(Collected data entries)
■ ■ ■ ■

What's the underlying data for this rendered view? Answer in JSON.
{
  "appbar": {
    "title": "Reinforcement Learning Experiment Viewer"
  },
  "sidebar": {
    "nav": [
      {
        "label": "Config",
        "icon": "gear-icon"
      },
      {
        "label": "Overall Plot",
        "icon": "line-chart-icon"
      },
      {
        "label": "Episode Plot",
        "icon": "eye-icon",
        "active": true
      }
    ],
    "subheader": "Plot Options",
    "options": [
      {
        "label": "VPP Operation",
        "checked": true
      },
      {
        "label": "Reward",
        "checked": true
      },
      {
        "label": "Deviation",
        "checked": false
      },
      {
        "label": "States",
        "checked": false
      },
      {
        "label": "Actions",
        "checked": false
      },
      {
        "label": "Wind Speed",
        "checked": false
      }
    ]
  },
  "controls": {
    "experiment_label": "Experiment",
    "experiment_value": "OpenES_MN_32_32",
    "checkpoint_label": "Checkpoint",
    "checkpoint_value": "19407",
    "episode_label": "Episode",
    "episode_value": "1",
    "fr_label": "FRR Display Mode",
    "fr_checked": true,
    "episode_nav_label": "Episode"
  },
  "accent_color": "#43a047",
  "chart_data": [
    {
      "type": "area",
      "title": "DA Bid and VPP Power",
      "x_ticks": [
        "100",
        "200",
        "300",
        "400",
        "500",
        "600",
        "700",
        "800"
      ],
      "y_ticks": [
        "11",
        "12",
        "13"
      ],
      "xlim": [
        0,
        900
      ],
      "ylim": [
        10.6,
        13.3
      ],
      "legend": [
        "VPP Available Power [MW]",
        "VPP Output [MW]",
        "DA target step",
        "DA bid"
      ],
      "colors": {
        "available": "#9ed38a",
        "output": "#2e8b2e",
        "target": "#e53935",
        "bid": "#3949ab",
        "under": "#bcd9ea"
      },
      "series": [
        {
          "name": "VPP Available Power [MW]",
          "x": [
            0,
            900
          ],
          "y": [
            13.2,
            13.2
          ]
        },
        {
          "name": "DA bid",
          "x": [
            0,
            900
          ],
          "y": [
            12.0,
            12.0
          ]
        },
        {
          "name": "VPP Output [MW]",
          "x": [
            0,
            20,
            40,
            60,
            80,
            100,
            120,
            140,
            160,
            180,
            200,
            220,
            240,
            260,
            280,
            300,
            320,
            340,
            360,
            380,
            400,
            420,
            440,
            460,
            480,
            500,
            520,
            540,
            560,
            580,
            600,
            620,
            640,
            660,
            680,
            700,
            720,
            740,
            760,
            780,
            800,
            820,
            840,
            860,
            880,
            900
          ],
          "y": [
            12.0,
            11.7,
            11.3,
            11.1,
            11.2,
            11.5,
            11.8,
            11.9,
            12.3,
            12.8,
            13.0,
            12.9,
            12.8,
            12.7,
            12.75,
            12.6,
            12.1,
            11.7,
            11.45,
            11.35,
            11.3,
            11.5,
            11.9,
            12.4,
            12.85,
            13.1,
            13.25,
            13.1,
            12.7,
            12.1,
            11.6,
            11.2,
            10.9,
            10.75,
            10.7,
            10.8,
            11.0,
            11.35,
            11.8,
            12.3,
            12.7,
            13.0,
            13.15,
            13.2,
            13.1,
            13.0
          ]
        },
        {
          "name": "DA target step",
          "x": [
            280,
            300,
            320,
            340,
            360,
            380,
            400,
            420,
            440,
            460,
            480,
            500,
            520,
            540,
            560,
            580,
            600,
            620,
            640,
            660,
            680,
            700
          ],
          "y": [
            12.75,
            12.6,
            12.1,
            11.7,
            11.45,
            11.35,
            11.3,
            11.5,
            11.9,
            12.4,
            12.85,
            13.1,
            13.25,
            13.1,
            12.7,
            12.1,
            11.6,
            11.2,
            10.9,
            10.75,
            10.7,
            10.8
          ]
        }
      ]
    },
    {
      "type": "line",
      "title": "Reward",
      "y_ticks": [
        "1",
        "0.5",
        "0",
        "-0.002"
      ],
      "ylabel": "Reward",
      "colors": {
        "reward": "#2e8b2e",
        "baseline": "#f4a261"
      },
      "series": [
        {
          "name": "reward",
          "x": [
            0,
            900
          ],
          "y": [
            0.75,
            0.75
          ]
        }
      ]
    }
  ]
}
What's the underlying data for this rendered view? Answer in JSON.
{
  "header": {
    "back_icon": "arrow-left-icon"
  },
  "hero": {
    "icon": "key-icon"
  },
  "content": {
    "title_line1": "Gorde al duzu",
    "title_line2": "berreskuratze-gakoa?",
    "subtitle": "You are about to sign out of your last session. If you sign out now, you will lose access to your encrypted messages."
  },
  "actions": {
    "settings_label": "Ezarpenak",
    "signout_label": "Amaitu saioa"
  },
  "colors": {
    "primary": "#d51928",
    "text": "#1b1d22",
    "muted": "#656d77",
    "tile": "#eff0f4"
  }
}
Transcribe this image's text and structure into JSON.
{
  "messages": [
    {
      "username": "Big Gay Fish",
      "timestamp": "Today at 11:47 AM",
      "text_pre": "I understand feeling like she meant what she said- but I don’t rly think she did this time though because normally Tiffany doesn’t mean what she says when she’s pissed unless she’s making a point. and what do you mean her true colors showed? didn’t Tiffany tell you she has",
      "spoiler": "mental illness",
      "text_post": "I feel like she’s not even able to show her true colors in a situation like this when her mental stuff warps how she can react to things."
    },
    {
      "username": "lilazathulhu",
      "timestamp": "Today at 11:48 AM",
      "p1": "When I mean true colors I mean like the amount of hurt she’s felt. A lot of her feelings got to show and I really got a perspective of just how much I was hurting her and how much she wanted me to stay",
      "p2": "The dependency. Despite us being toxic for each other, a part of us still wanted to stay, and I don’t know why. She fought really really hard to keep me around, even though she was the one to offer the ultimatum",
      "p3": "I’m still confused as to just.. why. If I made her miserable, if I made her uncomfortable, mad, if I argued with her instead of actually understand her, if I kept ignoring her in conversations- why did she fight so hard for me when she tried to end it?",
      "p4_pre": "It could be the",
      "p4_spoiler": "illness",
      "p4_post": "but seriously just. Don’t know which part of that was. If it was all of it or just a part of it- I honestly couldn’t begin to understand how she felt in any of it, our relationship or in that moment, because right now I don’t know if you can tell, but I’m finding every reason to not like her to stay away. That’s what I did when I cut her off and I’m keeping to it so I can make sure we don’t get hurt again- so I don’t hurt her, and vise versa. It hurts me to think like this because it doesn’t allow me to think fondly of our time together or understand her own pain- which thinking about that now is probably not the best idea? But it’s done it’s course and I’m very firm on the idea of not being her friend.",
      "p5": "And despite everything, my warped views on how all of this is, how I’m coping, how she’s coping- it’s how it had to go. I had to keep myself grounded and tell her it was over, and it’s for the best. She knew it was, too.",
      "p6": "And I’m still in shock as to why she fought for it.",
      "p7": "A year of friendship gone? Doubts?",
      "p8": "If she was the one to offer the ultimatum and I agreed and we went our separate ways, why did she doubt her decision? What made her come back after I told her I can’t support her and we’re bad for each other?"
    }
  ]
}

■ ■ ■ ■

Directive:
Return each line of the data exactly as written above.

Exercise answer:
What's the underlying data for this rendered view? Answer in JSON.
{
  "appbar": {
    "title": "Reinforcement Learning Experiment Viewer"
  },
  "sidebar": {
    "nav": [
      {
        "label": "Config",
        "icon": "gear-icon"
      },
      {
        "label": "Overall Plot",
        "icon": "line-chart-icon"
      },
      {
        "label": "Episode Plot",
        "icon": "eye-icon",
        "active": true
      }
    ],
    "subheader": "Plot Options",
    "options": [
      {
        "label": "VPP Operation",
        "checked": true
      },
      {
        "label": "Reward",
        "checked": true
      },
      {
        "label": "Deviation",
        "checked": false
      },
      {
        "label": "States",
        "checked": false
      },
      {
        "label": "Actions",
        "checked": false
      },
      {
        "label": "Wind Speed",
        "checked": false
      }
    ]
  },
  "controls": {
    "experiment_label": "Experiment",
    "experiment_value": "OpenES_MN_32_32",
    "checkpoint_label": "Checkpoint",
    "checkpoint_value": "19407",
    "episode_label": "Episode",
    "episode_value": "1",
    "fr_label": "FRR Display Mode",
    "fr_checked": true,
    "episode_nav_label": "Episode"
  },
  "accent_color": "#43a047",
  "chart_data": [
    {
      "type": "area",
      "title": "DA Bid and VPP Power",
      "x_ticks": [
        "100",
        "200",
        "300",
        "400",
        "500",
        "600",
        "700",
        "800"
      ],
      "y_ticks": [
        "11",
        "12",
        "13"
      ],
      "xlim": [
        0,
        900
      ],
      "ylim": [
        10.6,
        13.3
      ],
      "legend": [
        "VPP Available Power [MW]",
        "VPP Output [MW]",
        "DA target step",
        "DA bid"
      ],
      "colors": {
        "available": "#9ed38a",
        "output": "#2e8b2e",
        "target": "#e53935",
        "bid": "#3949ab",
        "under": "#bcd9ea"
      },
      "series": [
        {
          "name": "VPP Available Power [MW]",
          "x": [
            0,
            900
          ],
          "y": [
            13.2,
            13.2
          ]
        },
        {
          "name": "DA bid",
          "x": [
            0,
            900
          ],
          "y": [
            12.0,
            12.0
          ]
        },
        {
          "name": "VPP Output [MW]",
          "x": [
            0,
            20,
            40,
            60,
            80,
            100,
            120,
            140,
            160,
            180,
            200,
            220,
            240,
            260,
            280,
            300,
            320,
            340,
            360,
            380,
            400,
            420,
            440,
            460,
            480,
            500,
            520,
            540,
            560,
            580,
            600,
            620,
            640,
            660,
            680,
            700,
            720,
            740,
            760,
            780,
            800,
            820,
            840,
            860,
            880,
            900
          ],
          "y": [
            12.0,
            11.7,
            11.3,
            11.1,
            11.2,
            11.5,
            11.8,
            11.9,
            12.3,
            12.8,
            13.0,
            12.9,
            12.8,
            12.7,
            12.75,
            12.6,
            12.1,
            11.7,
            11.45,
            11.35,
            11.3,
            11.5,
            11.9,
            12.4,
            12.85,
            13.1,
            13.25,
            13.1,
            12.7,
            12.1,
            11.6,
            11.2,
            10.9,
            10.75,
            10.7,
            10.8,
            11.0,
            11.35,
            11.8,
            12.3,
            12.7,
            13.0,
            13.15,
            13.2,
            13.1,
            13.0
          ]
        },
        {
          "name": "DA target step",
          "x": [
            280,
            300,
            320,
            340,
            360,
            380,
            400,
            420,
            440,
            460,
            480,
            500,
            520,
            540,
            560,
            580,
            600,
            620,
            640,
            660,
            680,
            700
          ],
          "y": [
            12.75,
            12.6,
            12.1,
            11.7,
            11.45,
            11.35,
            11.3,
            11.5,
            11.9,
            12.4,
            12.85,
            13.1,
            13.25,
            13.1,
            12.7,
            12.1,
            11.6,
            11.2,
            10.9,
            10.75,
            10.7,
            10.8
          ]
        }
      ]
    },
    {
      "type": "line",
      "title": "Reward",
      "y_ticks": [
        "1",
        "0.5",
        "0",
        "-0.002"
      ],
      "ylabel": "Reward",
      "colors": {
        "reward": "#2e8b2e",
        "baseline": "#f4a261"
      },
      "series": [
        {
          "name": "reward",
          "x": [
            0,
            900
          ],
          "y": [
            0.75,
            0.75
          ]
        }
      ]
    }
  ]
}
What's the underlying data for this rendered view? Answer in JSON.
{
  "header": {
    "back_icon": "arrow-left-icon"
  },
  "hero": {
    "icon": "key-icon"
  },
  "content": {
    "title_line1": "Gorde al duzu",
    "title_line2": "berreskuratze-gakoa?",
    "subtitle": "You are about to sign out of your last session. If you sign out now, you will lose access to your encrypted messages."
  },
  "actions": {
    "settings_label": "Ezarpenak",
    "signout_label": "Amaitu saioa"
  },
  "colors": {
    "primary": "#d51928",
    "text": "#1b1d22",
    "muted": "#656d77",
    "tile": "#eff0f4"
  }
}
Transcribe this image's text and structure into JSON.
{
  "messages": [
    {
      "username": "Big Gay Fish",
      "timestamp": "Today at 11:47 AM",
      "text_pre": "I understand feeling like she meant what she said- but I don’t rly think she did this time though because normally Tiffany doesn’t mean what she says when she’s pissed unless she’s making a point. and what do you mean her true colors showed? didn’t Tiffany tell you she has",
      "spoiler": "mental illness",
      "text_post": "I feel like she’s not even able to show her true colors in a situation like this when her mental stuff warps how she can react to things."
    },
    {
      "username": "lilazathulhu",
      "timestamp": "Today at 11:48 AM",
      "p1": "When I mean true colors I mean like the amount of hurt she’s felt. A lot of her feelings got to show and I really got a perspective of just how much I was hurting her and how much she wanted me to stay",
      "p2": "The dependency. Despite us being toxic for each other, a part of us still wanted to stay, and I don’t know why. She fought really really hard to keep me around, even though she was the one to offer the ultimatum",
      "p3": "I’m still confused as to just.. why. If I made her miserable, if I made her uncomfortable, mad, if I argued with her instead of actually understand her, if I kept ignoring her in conversations- why did she fight so hard for me when she tried to end it?",
      "p4_pre": "It could be the",
      "p4_spoiler": "illness",
      "p4_post": "but seriously just. Don’t know which part of that was. If it was all of it or just a part of it- I honestly couldn’t begin to understand how she felt in any of it, our relationship or in that moment, because right now I don’t know if you can tell, but I’m finding every reason to not like her to stay away. That’s what I did when I cut her off and I’m keeping to it so I can make sure we don’t get hurt again- so I don’t hurt her, and vise versa. It hurts me to think like this because it doesn’t allow me to think fondly of our time together or understand her own pain- which thinking about that now is probably not the best idea? But it’s done it’s course and I’m very firm on the idea of not being her friend.",
      "p5": "And despite everything, my warped views on how all of this is, how I’m coping, how she’s coping- it’s how it had to go. I had to keep myself grounded and tell her it was over, and it’s for the best. She knew it was, too.",
      "p6": "And I’m still in shock as to why she fought for it.",
      "p7": "A year of friendship gone? Doubts?",
      "p8": "If she was the one to offer the ultimatum and I agreed and we went our separate ways, why did she doubt her decision? What made her come back after I told her I can’t support her and we’re bad for each other?"
    }
  ]
}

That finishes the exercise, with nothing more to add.